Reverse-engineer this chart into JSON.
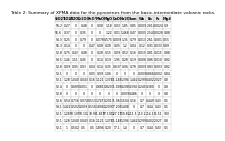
{
  "title": "Table 2: Summary of XPMA data for the pyroxenes from the basic-intermediate volcanic rocks.",
  "columns": [
    "SiO2",
    "TiO2",
    "Al2O3",
    "Cr2O3",
    "FeO*",
    "MnO",
    "MgO",
    "CaO",
    "Na2O",
    "Sum",
    "Wo",
    "En",
    "Fs",
    "Mg#"
  ],
  "rows": [
    [
      "56.2",
      "0.27",
      "0",
      "0.48",
      "0",
      "0.08",
      "1.18",
      "0.03",
      "1.85",
      "0.85",
      "0.009",
      "2.61",
      "0.0024",
      "0.9"
    ],
    [
      "55.6",
      "0.37",
      "0",
      "0.35",
      "0",
      "0",
      "1.22",
      "0.01",
      "1.468",
      "0.47",
      "0.005",
      "2.54",
      "0.0026",
      "0.88"
    ],
    [
      "54.3",
      "0.25",
      "0",
      "0.79",
      "0",
      "0.078",
      "0.575",
      "0.009",
      "1.35",
      "0.79",
      "0.013",
      "2.61",
      "0.001",
      "0.55"
    ],
    [
      "55.3",
      "0.14",
      "0",
      "0",
      "0.47",
      "0.08",
      "0.28",
      "0.05",
      "1.2",
      "0.04",
      "0.12",
      "0.91",
      "0.033",
      "0.89"
    ],
    [
      "52.8",
      "0.75",
      "0.43",
      "0.48",
      "0",
      "0.28",
      "0.15",
      "0.09",
      "0.52",
      "0.16",
      "0.015",
      "0.81",
      "0.015",
      "0.88"
    ],
    [
      "54.5",
      "1.44",
      "1.51",
      "0.45",
      "0",
      "0.14",
      "0.19",
      "1.95",
      "0.28",
      "0.19",
      "0.006",
      "0.86",
      "0.010",
      "0.82"
    ],
    [
      "53.8",
      "0.09",
      "0.05",
      "0.03",
      "0.04",
      "0.14",
      "0.35",
      "0.637",
      "0.06",
      "0.78",
      "0.009",
      "0.83",
      "0.003",
      "0.82"
    ],
    [
      "53.1",
      "0",
      "0",
      "0",
      "0.05",
      "0.09",
      "1.06",
      "0",
      "0",
      "0",
      "0.009",
      "0.866",
      "0.002",
      "0.84"
    ],
    [
      "52.1",
      "1.28",
      "1.040",
      "0.043",
      "0.16",
      "1.121",
      "1.374",
      "11.148",
      "1.394",
      "1.442",
      "0.299",
      "0.402",
      "2.027",
      "0.8"
    ],
    [
      "52.4",
      "0",
      "0.689",
      "0.001",
      "0",
      "0.881",
      "0.820",
      "11.006",
      "0.208",
      "0.394",
      "0.245",
      "0.380",
      "0",
      "0.8"
    ],
    [
      "52.8",
      "0",
      "0",
      "0",
      "0",
      "0",
      "0",
      "0",
      "0.009",
      "0.486",
      "0",
      "0",
      "0",
      "0.8"
    ],
    [
      "53.6",
      "0.54",
      "0.734",
      "0.074",
      "0.513",
      "1.747",
      "0.201",
      "11.063",
      "1.504",
      "0.16",
      "0.7",
      "0.449",
      "0.43",
      "0.5"
    ],
    [
      "54.1",
      "1.422",
      "0.502",
      "0.009",
      "0.516",
      "1.894",
      "0.209",
      "17.206",
      "1.408",
      "0",
      "0.7",
      "0.44",
      "0.43",
      "0.5"
    ],
    [
      "53.1",
      "1.28",
      "50.105",
      "50.102",
      "78.9",
      "81.817",
      "97.101",
      "127.17",
      "130.82",
      "211.5",
      "213.2",
      "214.1",
      "81.51",
      "900"
    ],
    [
      "52.1",
      "1.28",
      "1.040",
      "0.043",
      "0.16",
      "1.121",
      "1.374",
      "11.148",
      "1.394",
      "1.442",
      "0.299",
      "0.402",
      "2.027",
      "0.8"
    ],
    [
      "53.1",
      "1",
      "0.502",
      "0.5",
      "0.5",
      "1.894",
      "0.20",
      "17.1",
      "1.4",
      "0",
      "0.7",
      "0.44",
      "0.43",
      "0.5"
    ]
  ],
  "title_fontsize": 3.2,
  "header_fontsize": 2.5,
  "cell_fontsize": 2.2,
  "bg_color": "#ffffff",
  "header_bg": "#e8e8e8",
  "line_color": "#999999"
}
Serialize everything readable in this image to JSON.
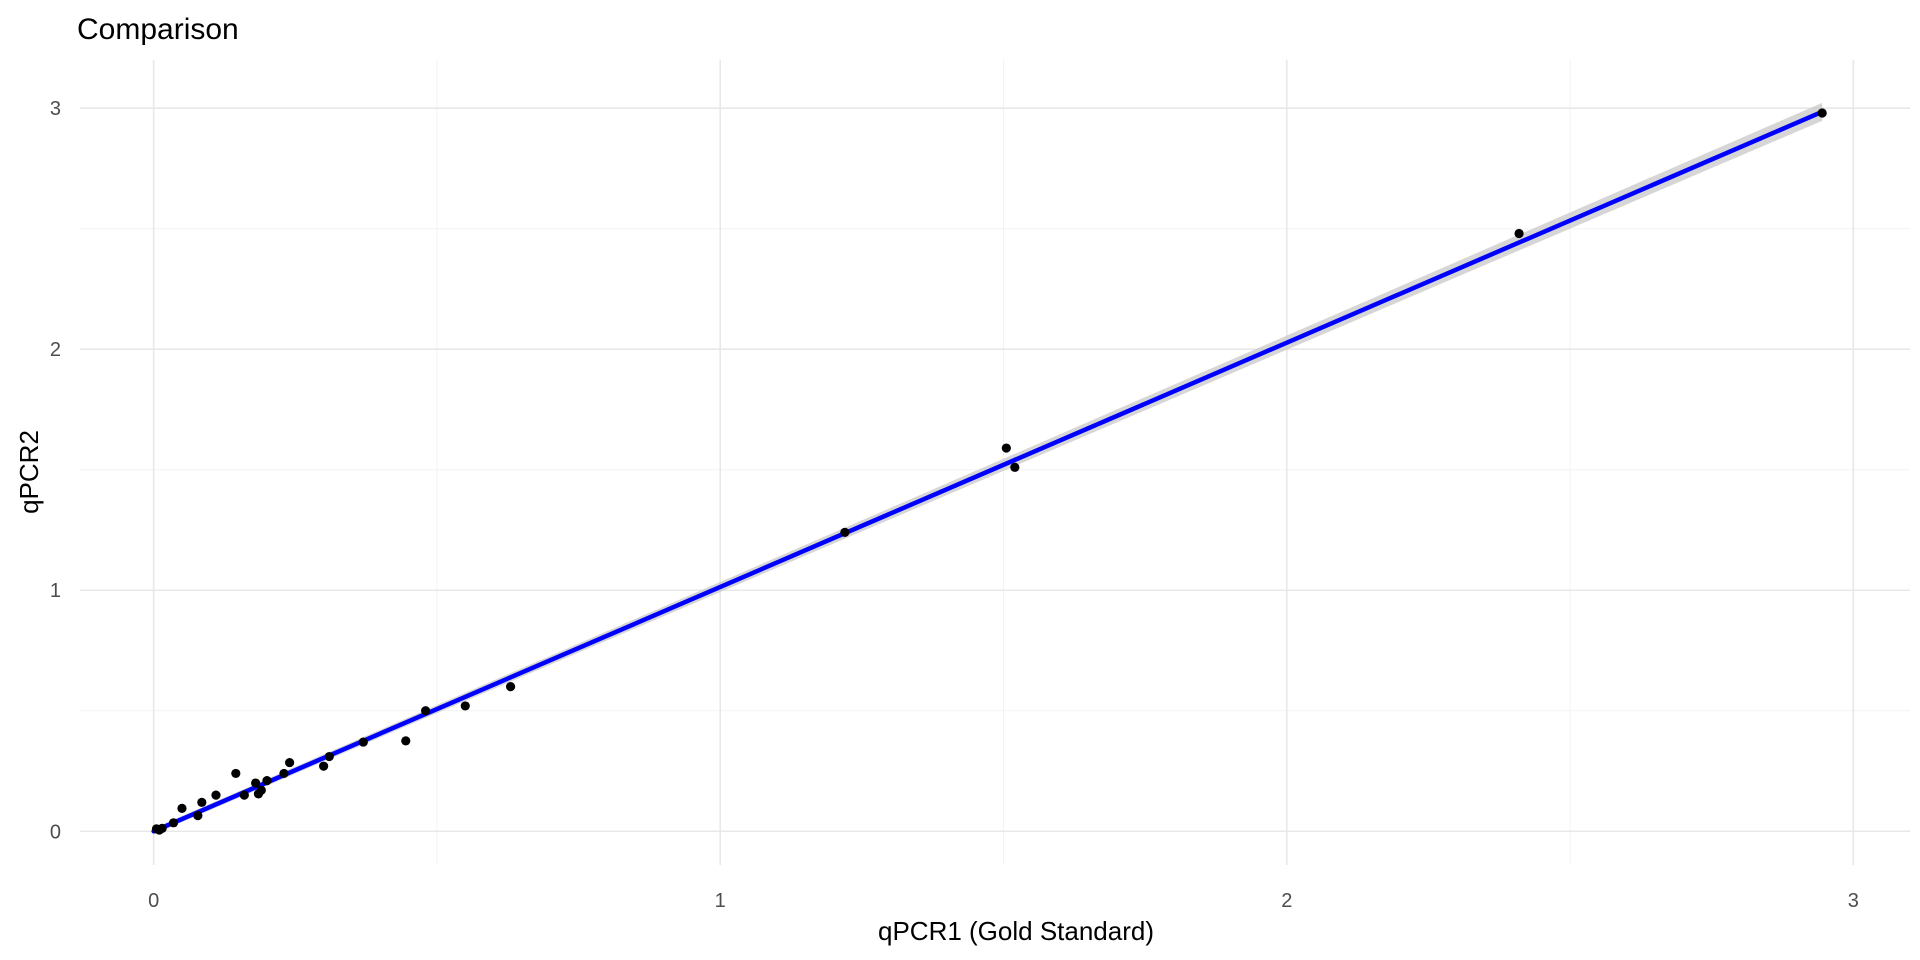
{
  "chart_data": {
    "type": "scatter",
    "title": "Comparison",
    "xlabel": "qPCR1 (Gold Standard)",
    "ylabel": "qPCR2",
    "xlim": [
      -0.13,
      3.1
    ],
    "ylim": [
      -0.14,
      3.2
    ],
    "x_ticks": [
      0,
      1,
      2,
      3
    ],
    "x_tick_labels": [
      "0",
      "1",
      "2",
      "3"
    ],
    "y_ticks": [
      0,
      1,
      2,
      3
    ],
    "y_tick_labels": [
      "0",
      "1",
      "2",
      "3"
    ],
    "grid": true,
    "legend": "none",
    "colors": {
      "points": "#000000",
      "fit_line": "#0000ff",
      "confidence_band": "#c8c8c8",
      "grid": "#e8e8e8"
    },
    "points": [
      {
        "x": 0.005,
        "y": 0.01
      },
      {
        "x": 0.01,
        "y": 0.005
      },
      {
        "x": 0.015,
        "y": 0.012
      },
      {
        "x": 0.035,
        "y": 0.035
      },
      {
        "x": 0.05,
        "y": 0.095
      },
      {
        "x": 0.078,
        "y": 0.065
      },
      {
        "x": 0.085,
        "y": 0.12
      },
      {
        "x": 0.11,
        "y": 0.15
      },
      {
        "x": 0.145,
        "y": 0.24
      },
      {
        "x": 0.16,
        "y": 0.15
      },
      {
        "x": 0.18,
        "y": 0.2
      },
      {
        "x": 0.185,
        "y": 0.155
      },
      {
        "x": 0.19,
        "y": 0.17
      },
      {
        "x": 0.2,
        "y": 0.21
      },
      {
        "x": 0.23,
        "y": 0.24
      },
      {
        "x": 0.24,
        "y": 0.285
      },
      {
        "x": 0.3,
        "y": 0.27
      },
      {
        "x": 0.31,
        "y": 0.31
      },
      {
        "x": 0.37,
        "y": 0.37
      },
      {
        "x": 0.445,
        "y": 0.375
      },
      {
        "x": 0.48,
        "y": 0.5
      },
      {
        "x": 0.55,
        "y": 0.52
      },
      {
        "x": 0.63,
        "y": 0.6
      },
      {
        "x": 1.22,
        "y": 1.24
      },
      {
        "x": 1.505,
        "y": 1.59
      },
      {
        "x": 1.52,
        "y": 1.51
      },
      {
        "x": 2.41,
        "y": 2.48
      },
      {
        "x": 2.945,
        "y": 2.98
      }
    ],
    "fit_line": {
      "x": [
        0,
        2.945
      ],
      "y": [
        0,
        2.985
      ]
    }
  }
}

_WHAT TO DO_.
Reproduce the data verbatim. Do not carry any picture into the copy.

_EXERCISE SOLUTION_.
Reverse-engineer this chart into JSON.
{
  "title": "Table 2: Summary of XPMA data for the pyroxenes from the basic-intermediate volcanic rocks.",
  "columns": [
    "SiO2",
    "TiO2",
    "Al2O3",
    "Cr2O3",
    "FeO*",
    "MnO",
    "MgO",
    "CaO",
    "Na2O",
    "Sum",
    "Wo",
    "En",
    "Fs",
    "Mg#"
  ],
  "rows": [
    [
      "56.2",
      "0.27",
      "0",
      "0.48",
      "0",
      "0.08",
      "1.18",
      "0.03",
      "1.85",
      "0.85",
      "0.009",
      "2.61",
      "0.0024",
      "0.9"
    ],
    [
      "55.6",
      "0.37",
      "0",
      "0.35",
      "0",
      "0",
      "1.22",
      "0.01",
      "1.468",
      "0.47",
      "0.005",
      "2.54",
      "0.0026",
      "0.88"
    ],
    [
      "54.3",
      "0.25",
      "0",
      "0.79",
      "0",
      "0.078",
      "0.575",
      "0.009",
      "1.35",
      "0.79",
      "0.013",
      "2.61",
      "0.001",
      "0.55"
    ],
    [
      "55.3",
      "0.14",
      "0",
      "0",
      "0.47",
      "0.08",
      "0.28",
      "0.05",
      "1.2",
      "0.04",
      "0.12",
      "0.91",
      "0.033",
      "0.89"
    ],
    [
      "52.8",
      "0.75",
      "0.43",
      "0.48",
      "0",
      "0.28",
      "0.15",
      "0.09",
      "0.52",
      "0.16",
      "0.015",
      "0.81",
      "0.015",
      "0.88"
    ],
    [
      "54.5",
      "1.44",
      "1.51",
      "0.45",
      "0",
      "0.14",
      "0.19",
      "1.95",
      "0.28",
      "0.19",
      "0.006",
      "0.86",
      "0.010",
      "0.82"
    ],
    [
      "53.8",
      "0.09",
      "0.05",
      "0.03",
      "0.04",
      "0.14",
      "0.35",
      "0.637",
      "0.06",
      "0.78",
      "0.009",
      "0.83",
      "0.003",
      "0.82"
    ],
    [
      "53.1",
      "0",
      "0",
      "0",
      "0.05",
      "0.09",
      "1.06",
      "0",
      "0",
      "0",
      "0.009",
      "0.866",
      "0.002",
      "0.84"
    ],
    [
      "52.1",
      "1.28",
      "1.040",
      "0.043",
      "0.16",
      "1.121",
      "1.374",
      "11.148",
      "1.394",
      "1.442",
      "0.299",
      "0.402",
      "2.027",
      "0.8"
    ],
    [
      "52.4",
      "0",
      "0.689",
      "0.001",
      "0",
      "0.881",
      "0.820",
      "11.006",
      "0.208",
      "0.394",
      "0.245",
      "0.380",
      "0",
      "0.8"
    ],
    [
      "52.8",
      "0",
      "0",
      "0",
      "0",
      "0",
      "0",
      "0",
      "0.009",
      "0.486",
      "0",
      "0",
      "0",
      "0.8"
    ],
    [
      "53.6",
      "0.54",
      "0.734",
      "0.074",
      "0.513",
      "1.747",
      "0.201",
      "11.063",
      "1.504",
      "0.16",
      "0.7",
      "0.449",
      "0.43",
      "0.5"
    ],
    [
      "54.1",
      "1.422",
      "0.502",
      "0.009",
      "0.516",
      "1.894",
      "0.209",
      "17.206",
      "1.408",
      "0",
      "0.7",
      "0.44",
      "0.43",
      "0.5"
    ],
    [
      "53.1",
      "1.28",
      "50.105",
      "50.102",
      "78.9",
      "81.817",
      "97.101",
      "127.17",
      "130.82",
      "211.5",
      "213.2",
      "214.1",
      "81.51",
      "900"
    ],
    [
      "52.1",
      "1.28",
      "1.040",
      "0.043",
      "0.16",
      "1.121",
      "1.374",
      "11.148",
      "1.394",
      "1.442",
      "0.299",
      "0.402",
      "2.027",
      "0.8"
    ],
    [
      "53.1",
      "1",
      "0.502",
      "0.5",
      "0.5",
      "1.894",
      "0.20",
      "17.1",
      "1.4",
      "0",
      "0.7",
      "0.44",
      "0.43",
      "0.5"
    ]
  ],
  "title_fontsize": 3.2,
  "header_fontsize": 2.5,
  "cell_fontsize": 2.2,
  "bg_color": "#ffffff",
  "header_bg": "#e8e8e8",
  "line_color": "#999999"
}
Serialize everything readable in this image to JSON.
{
  "chart_data": {
    "type": "scatter",
    "title": "Comparison",
    "xlabel": "qPCR1 (Gold Standard)",
    "ylabel": "qPCR2",
    "xlim": [
      -0.13,
      3.1
    ],
    "ylim": [
      -0.14,
      3.2
    ],
    "x_ticks": [
      0,
      1,
      2,
      3
    ],
    "x_tick_labels": [
      "0",
      "1",
      "2",
      "3"
    ],
    "y_ticks": [
      0,
      1,
      2,
      3
    ],
    "y_tick_labels": [
      "0",
      "1",
      "2",
      "3"
    ],
    "grid": true,
    "legend": "none",
    "colors": {
      "points": "#000000",
      "fit_line": "#0000ff",
      "confidence_band": "#c8c8c8",
      "grid": "#e8e8e8"
    },
    "points": [
      {
        "x": 0.005,
        "y": 0.01
      },
      {
        "x": 0.01,
        "y": 0.005
      },
      {
        "x": 0.015,
        "y": 0.012
      },
      {
        "x": 0.035,
        "y": 0.035
      },
      {
        "x": 0.05,
        "y": 0.095
      },
      {
        "x": 0.078,
        "y": 0.065
      },
      {
        "x": 0.085,
        "y": 0.12
      },
      {
        "x": 0.11,
        "y": 0.15
      },
      {
        "x": 0.145,
        "y": 0.24
      },
      {
        "x": 0.16,
        "y": 0.15
      },
      {
        "x": 0.18,
        "y": 0.2
      },
      {
        "x": 0.185,
        "y": 0.155
      },
      {
        "x": 0.19,
        "y": 0.17
      },
      {
        "x": 0.2,
        "y": 0.21
      },
      {
        "x": 0.23,
        "y": 0.24
      },
      {
        "x": 0.24,
        "y": 0.285
      },
      {
        "x": 0.3,
        "y": 0.27
      },
      {
        "x": 0.31,
        "y": 0.31
      },
      {
        "x": 0.37,
        "y": 0.37
      },
      {
        "x": 0.445,
        "y": 0.375
      },
      {
        "x": 0.48,
        "y": 0.5
      },
      {
        "x": 0.55,
        "y": 0.52
      },
      {
        "x": 0.63,
        "y": 0.6
      },
      {
        "x": 1.22,
        "y": 1.24
      },
      {
        "x": 1.505,
        "y": 1.59
      },
      {
        "x": 1.52,
        "y": 1.51
      },
      {
        "x": 2.41,
        "y": 2.48
      },
      {
        "x": 2.945,
        "y": 2.98
      }
    ],
    "fit_line": {
      "x": [
        0,
        2.945
      ],
      "y": [
        0,
        2.985
      ]
    }
  }
}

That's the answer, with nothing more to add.